* _The request_
Every line of the listing must be reproduced as it stands. Leave the images behind.

* _Information supplied_
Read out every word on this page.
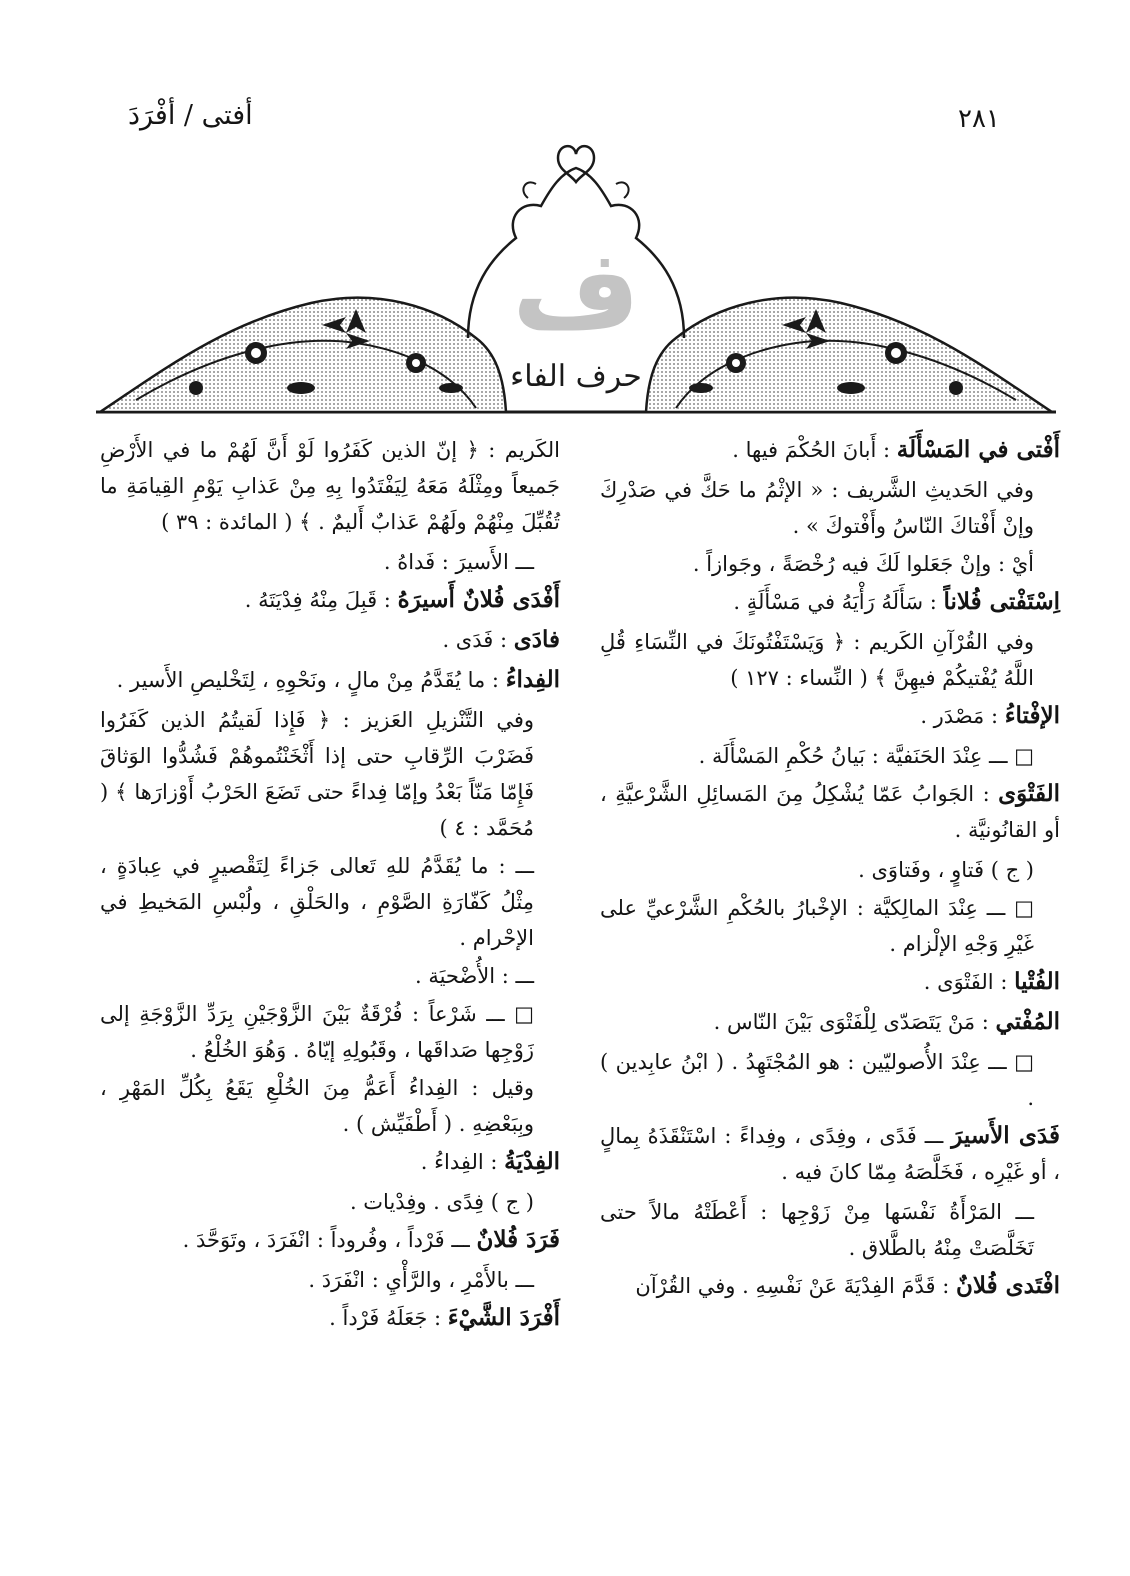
٢٨١
أفتى / أفْرَدَ
ف
حرف الفاء
أَفْتى في المَسْأَلَة : أَبانَ الحُكْمَ فيها .
وفي الحَديثِ الشَّريف : « الإثْمُ ما حَكَّ في صَدْرِكَ وإنْ أَفْتاكَ النّاسُ وأَفْتوكَ » .
أيْ : وإنْ جَعَلوا لَكَ فيه رُخْصَةً ، وجَوازاً .
اِسْتَفْتى فُلاناً : سَأَلَهُ رَأْيَهُ في مَسْأَلَةٍ .
وفي القُرْآنِ الكَريم : ﴿ وَيَسْتَفْتُونَكَ في النِّسَاءِ قُلِ اللَّهُ يُفْتيكُمْ فيهِنَّ ﴾ ( النِّساء : ١٢٧ )
الإفْتاءُ : مَصْدَر .
□ ـــ عِنْدَ الحَنَفيَّة : بَيانُ حُكْمِ المَسْأَلَة .
الفَتْوَى : الجَوابُ عَمّا يُشْكِلُ مِنَ المَسائِلِ الشَّرْعيَّةِ ، أو القانُونيَّة .
( ج ) فَتاوٍ ، وفَتاوَى .
□ ـــ عِنْدَ المالِكيَّة : الإخْبارُ بالحُكْمِ الشَّرْعيِّ على غَيْرِ وَجْهِ الإلْزام .
الفُتْيا : الفَتْوَى .
المُفْتي : مَنْ يَتَصَدّى لِلْفَتْوَى بَيْنَ النّاس .
□ ـــ عِنْدَ الأُصوليّين : هو المُجْتَهِدُ . ( ابْنُ عابِدين ) .
فَدَى الأَسيرَ ـــ فَدًى ، وفِدًى ، وفِداءً : اسْتَنْقَذَهُ بِمالٍ ، أو غَيْرِه ، فَخَلَّصَهُ مِمّا كانَ فيه .
ـــ المَرْأَةُ نَفْسَها مِنْ زَوْجِها : أَعْطَتْهُ مالاً حتى تَخَلَّصَتْ مِنْهُ بالطَّلاق .
افْتَدى فُلانٌ : قَدَّمَ الفِدْيَةَ عَنْ نَفْسِهِ . وفي القُرْآن
الكَريم : ﴿ إنّ الذين كَفَرُوا لَوْ أَنَّ لَهُمْ ما في الأَرْضِ جَميعاً ومِثْلَهُ مَعَهُ لِيَفْتَدُوا بِهِ مِنْ عَذابِ يَوْمِ القِيامَةِ ما تُقُبِّلَ مِنْهُمْ ولَهُمْ عَذابٌ أَليمٌ . ﴾ ( المائدة : ٣٩ )
ـــ الأَسيرَ : فَداهُ .
أَفْدَى فُلانٌ أَسيرَهُ : قَبِلَ مِنْهُ فِدْيَتَهُ .
فادَى : فَدَى .
الفِداءُ : ما يُقَدَّمُ مِنْ مالٍ ، ونَحْوِهِ ، لِتَخْليصِ الأَسير .
وفي التَّنْزيلِ العَزيز : ﴿ فَإِذا لَقيتُمُ الذين كَفَرُوا فَضَرْبَ الرِّقابِ حتى إذا أَثْخَنْتُموهُمْ فَشُدُّوا الوَثاقَ فَإِمّا مَنّاً بَعْدُ وإمّا فِداءً حتى تَضَعَ الحَرْبُ أَوْزارَها ﴾ ( مُحَمَّد : ٤ )
ـــ : ما يُقَدَّمُ للهِ تَعالى جَزاءً لِتَقْصيرٍ في عِبادَةٍ ، مِثْلُ كَفّارَةِ الصَّوْمِ ، والحَلْقِ ، ولُبْسِ المَخيطِ في الإحْرام .
ـــ : الأُضْحيَة .
□ ـــ شَرْعاً : فُرْقَةٌ بَيْنَ الزَّوْجَيْنِ بِرَدِّ الزَّوْجَةِ إلى زَوْجِها صَداقَها ، وقَبُولِهِ إيّاهُ . وَهُوَ الخُلْعُ .
وقيل : الفِداءُ أَعَمُّ مِنَ الخُلْعِ يَقَعُ بِكُلِّ المَهْرِ ، وبِبَعْضِهِ . ( أَطْفَيِّش ) .
الفِدْيَةُ : الفِداءُ .
( ج ) فِدًى . وفِدْيات .
فَرَدَ فُلانٌ ـــ فَرْداً ، وفُروداً : انْفَرَدَ ، وتَوَحَّدَ .
ـــ بالأَمْرِ ، والرَّأْيِ : انْفَرَدَ .
أَفْرَدَ الشَّيْءَ : جَعَلَهُ فَرْداً .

* _Worked solution_
Read out every word on this page.
٢٨١
أفتى / أفْرَدَ
ف
حرف الفاء
أَفْتى في المَسْأَلَة : أَبانَ الحُكْمَ فيها .
وفي الحَديثِ الشَّريف : « الإثْمُ ما حَكَّ في صَدْرِكَ وإنْ أَفْتاكَ النّاسُ وأَفْتوكَ » .
أيْ : وإنْ جَعَلوا لَكَ فيه رُخْصَةً ، وجَوازاً .
اِسْتَفْتى فُلاناً : سَأَلَهُ رَأْيَهُ في مَسْأَلَةٍ .
وفي القُرْآنِ الكَريم : ﴿ وَيَسْتَفْتُونَكَ في النِّسَاءِ قُلِ اللَّهُ يُفْتيكُمْ فيهِنَّ ﴾ ( النِّساء : ١٢٧ )
الإفْتاءُ : مَصْدَر .
□ ـــ عِنْدَ الحَنَفيَّة : بَيانُ حُكْمِ المَسْأَلَة .
الفَتْوَى : الجَوابُ عَمّا يُشْكِلُ مِنَ المَسائِلِ الشَّرْعيَّةِ ، أو القانُونيَّة .
( ج ) فَتاوٍ ، وفَتاوَى .
□ ـــ عِنْدَ المالِكيَّة : الإخْبارُ بالحُكْمِ الشَّرْعيِّ على غَيْرِ وَجْهِ الإلْزام .
الفُتْيا : الفَتْوَى .
المُفْتي : مَنْ يَتَصَدّى لِلْفَتْوَى بَيْنَ النّاس .
□ ـــ عِنْدَ الأُصوليّين : هو المُجْتَهِدُ . ( ابْنُ عابِدين ) .
فَدَى الأَسيرَ ـــ فَدًى ، وفِدًى ، وفِداءً : اسْتَنْقَذَهُ بِمالٍ ، أو غَيْرِه ، فَخَلَّصَهُ مِمّا كانَ فيه .
ـــ المَرْأَةُ نَفْسَها مِنْ زَوْجِها : أَعْطَتْهُ مالاً حتى تَخَلَّصَتْ مِنْهُ بالطَّلاق .
افْتَدى فُلانٌ : قَدَّمَ الفِدْيَةَ عَنْ نَفْسِهِ . وفي القُرْآن
الكَريم : ﴿ إنّ الذين كَفَرُوا لَوْ أَنَّ لَهُمْ ما في الأَرْضِ جَميعاً ومِثْلَهُ مَعَهُ لِيَفْتَدُوا بِهِ مِنْ عَذابِ يَوْمِ القِيامَةِ ما تُقُبِّلَ مِنْهُمْ ولَهُمْ عَذابٌ أَليمٌ . ﴾ ( المائدة : ٣٩ )
ـــ الأَسيرَ : فَداهُ .
أَفْدَى فُلانٌ أَسيرَهُ : قَبِلَ مِنْهُ فِدْيَتَهُ .
فادَى : فَدَى .
الفِداءُ : ما يُقَدَّمُ مِنْ مالٍ ، ونَحْوِهِ ، لِتَخْليصِ الأَسير .
وفي التَّنْزيلِ العَزيز : ﴿ فَإِذا لَقيتُمُ الذين كَفَرُوا فَضَرْبَ الرِّقابِ حتى إذا أَثْخَنْتُموهُمْ فَشُدُّوا الوَثاقَ فَإِمّا مَنّاً بَعْدُ وإمّا فِداءً حتى تَضَعَ الحَرْبُ أَوْزارَها ﴾ ( مُحَمَّد : ٤ )
ـــ : ما يُقَدَّمُ للهِ تَعالى جَزاءً لِتَقْصيرٍ في عِبادَةٍ ، مِثْلُ كَفّارَةِ الصَّوْمِ ، والحَلْقِ ، ولُبْسِ المَخيطِ في الإحْرام .
ـــ : الأُضْحيَة .
□ ـــ شَرْعاً : فُرْقَةٌ بَيْنَ الزَّوْجَيْنِ بِرَدِّ الزَّوْجَةِ إلى زَوْجِها صَداقَها ، وقَبُولِهِ إيّاهُ . وَهُوَ الخُلْعُ .
وقيل : الفِداءُ أَعَمُّ مِنَ الخُلْعِ يَقَعُ بِكُلِّ المَهْرِ ، وبِبَعْضِهِ . ( أَطْفَيِّش ) .
الفِدْيَةُ : الفِداءُ .
( ج ) فِدًى . وفِدْيات .
فَرَدَ فُلانٌ ـــ فَرْداً ، وفُروداً : انْفَرَدَ ، وتَوَحَّدَ .
ـــ بالأَمْرِ ، والرَّأْيِ : انْفَرَدَ .
أَفْرَدَ الشَّيْءَ : جَعَلَهُ فَرْداً .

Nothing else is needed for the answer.